··· RECORDS FOR THIS EXERCISE

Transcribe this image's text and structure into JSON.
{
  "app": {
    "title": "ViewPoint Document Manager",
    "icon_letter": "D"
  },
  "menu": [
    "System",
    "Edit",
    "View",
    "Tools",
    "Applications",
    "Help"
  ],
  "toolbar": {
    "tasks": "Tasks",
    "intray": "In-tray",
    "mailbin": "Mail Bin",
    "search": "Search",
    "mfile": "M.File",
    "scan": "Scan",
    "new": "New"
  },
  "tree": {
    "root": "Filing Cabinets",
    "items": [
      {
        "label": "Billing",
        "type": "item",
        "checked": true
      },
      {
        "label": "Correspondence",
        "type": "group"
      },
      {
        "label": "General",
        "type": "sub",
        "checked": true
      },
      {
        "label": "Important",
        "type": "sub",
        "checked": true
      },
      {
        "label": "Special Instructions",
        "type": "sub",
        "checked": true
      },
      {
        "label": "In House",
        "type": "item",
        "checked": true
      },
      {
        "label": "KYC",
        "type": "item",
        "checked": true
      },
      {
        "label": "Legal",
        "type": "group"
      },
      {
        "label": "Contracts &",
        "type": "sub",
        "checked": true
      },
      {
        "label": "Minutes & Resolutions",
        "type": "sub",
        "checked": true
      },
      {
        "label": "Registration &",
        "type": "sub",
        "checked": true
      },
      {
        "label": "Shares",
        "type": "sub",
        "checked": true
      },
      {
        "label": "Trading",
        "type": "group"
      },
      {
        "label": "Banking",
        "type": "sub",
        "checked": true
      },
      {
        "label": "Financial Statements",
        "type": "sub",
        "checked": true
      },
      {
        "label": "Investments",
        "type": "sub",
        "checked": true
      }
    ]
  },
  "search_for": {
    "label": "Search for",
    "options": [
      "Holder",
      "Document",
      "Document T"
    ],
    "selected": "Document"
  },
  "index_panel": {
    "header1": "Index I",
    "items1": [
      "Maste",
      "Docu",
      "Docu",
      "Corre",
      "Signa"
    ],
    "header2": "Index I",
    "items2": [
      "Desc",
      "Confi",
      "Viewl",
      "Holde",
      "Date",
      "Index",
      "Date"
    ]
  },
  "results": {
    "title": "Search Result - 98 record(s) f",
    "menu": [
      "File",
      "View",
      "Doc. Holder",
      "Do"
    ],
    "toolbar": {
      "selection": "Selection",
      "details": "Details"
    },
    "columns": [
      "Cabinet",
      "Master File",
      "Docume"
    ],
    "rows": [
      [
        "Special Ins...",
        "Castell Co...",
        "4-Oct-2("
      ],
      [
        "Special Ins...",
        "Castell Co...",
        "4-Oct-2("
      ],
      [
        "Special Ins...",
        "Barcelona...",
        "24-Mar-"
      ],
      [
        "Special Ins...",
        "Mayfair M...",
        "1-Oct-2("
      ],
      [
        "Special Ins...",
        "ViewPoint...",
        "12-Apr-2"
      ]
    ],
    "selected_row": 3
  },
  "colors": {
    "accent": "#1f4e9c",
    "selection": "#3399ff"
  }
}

······

## WORK TO BE COMPLETED
Collect from the data above every line that includes "title".

## SOLUTION TO THE PROBLEM
    "title": "ViewPoint Document Manager",
    "title": "Search Result - 98 record(s) f",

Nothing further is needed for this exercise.